_Data supplied_:
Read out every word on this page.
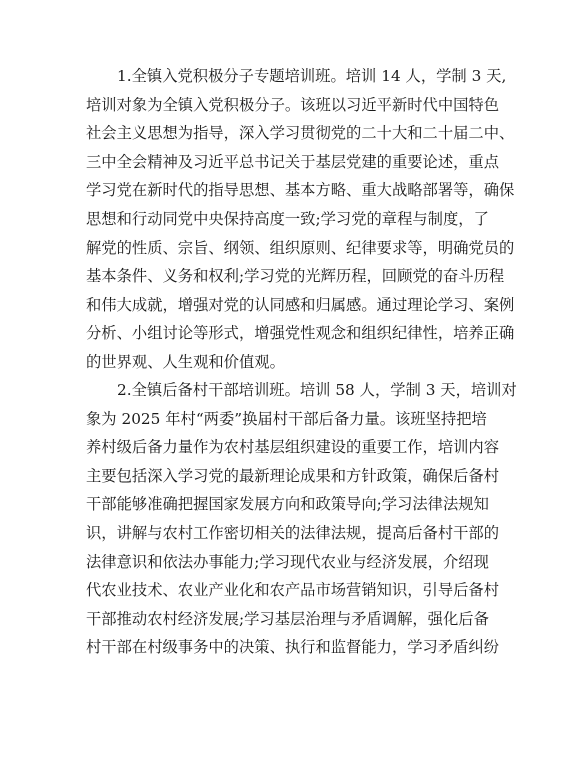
1.全镇入党积极分子专题培训班。培训 14 人，学制 3 天,
培训对象为全镇入党积极分子。该班以习近平新时代中国特色
社会主义思想为指导，深入学习贯彻党的二十大和二十届二中、
三中全会精神及习近平总书记关于基层党建的重要论述，重点
学习党在新时代的指导思想、基本方略、重大战略部署等，确保
思想和行动同党中央保持高度一致;学习党的章程与制度，了
解党的性质、宗旨、纲领、组织原则、纪律要求等，明确党员的
基本条件、义务和权利;学习党的光辉历程，回顾党的奋斗历程
和伟大成就，增强对党的认同感和归属感。通过理论学习、案例
分析、小组讨论等形式，增强党性观念和组织纪律性，培养正确
的世界观、人生观和价值观。
2.全镇后备村干部培训班。培训 58 人，学制 3 天，培训对
象为 2025 年村“两委”换届村干部后备力量。该班坚持把培
养村级后备力量作为农村基层组织建设的重要工作，培训内容
主要包括深入学习党的最新理论成果和方针政策，确保后备村
干部能够准确把握国家发展方向和政策导向;学习法律法规知
识，讲解与农村工作密切相关的法律法规，提高后备村干部的
法律意识和依法办事能力;学习现代农业与经济发展，介绍现
代农业技术、农业产业化和农产品市场营销知识，引导后备村
干部推动农村经济发展;学习基层治理与矛盾调解，强化后备
村干部在村级事务中的决策、执行和监督能力，学习矛盾纠纷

_Directions_: Repeat the material verbatim. Do not carry over any picture.

_Final result_:
Read out every word on this page.
1.全镇入党积极分子专题培训班。培训 14 人，学制 3 天,
培训对象为全镇入党积极分子。该班以习近平新时代中国特色
社会主义思想为指导，深入学习贯彻党的二十大和二十届二中、
三中全会精神及习近平总书记关于基层党建的重要论述，重点
学习党在新时代的指导思想、基本方略、重大战略部署等，确保
思想和行动同党中央保持高度一致;学习党的章程与制度，了
解党的性质、宗旨、纲领、组织原则、纪律要求等，明确党员的
基本条件、义务和权利;学习党的光辉历程，回顾党的奋斗历程
和伟大成就，增强对党的认同感和归属感。通过理论学习、案例
分析、小组讨论等形式，增强党性观念和组织纪律性，培养正确
的世界观、人生观和价值观。
2.全镇后备村干部培训班。培训 58 人，学制 3 天，培训对
象为 2025 年村“两委”换届村干部后备力量。该班坚持把培
养村级后备力量作为农村基层组织建设的重要工作，培训内容
主要包括深入学习党的最新理论成果和方针政策，确保后备村
干部能够准确把握国家发展方向和政策导向;学习法律法规知
识，讲解与农村工作密切相关的法律法规，提高后备村干部的
法律意识和依法办事能力;学习现代农业与经济发展，介绍现
代农业技术、农业产业化和农产品市场营销知识，引导后备村
干部推动农村经济发展;学习基层治理与矛盾调解，强化后备
村干部在村级事务中的决策、执行和监督能力，学习矛盾纠纷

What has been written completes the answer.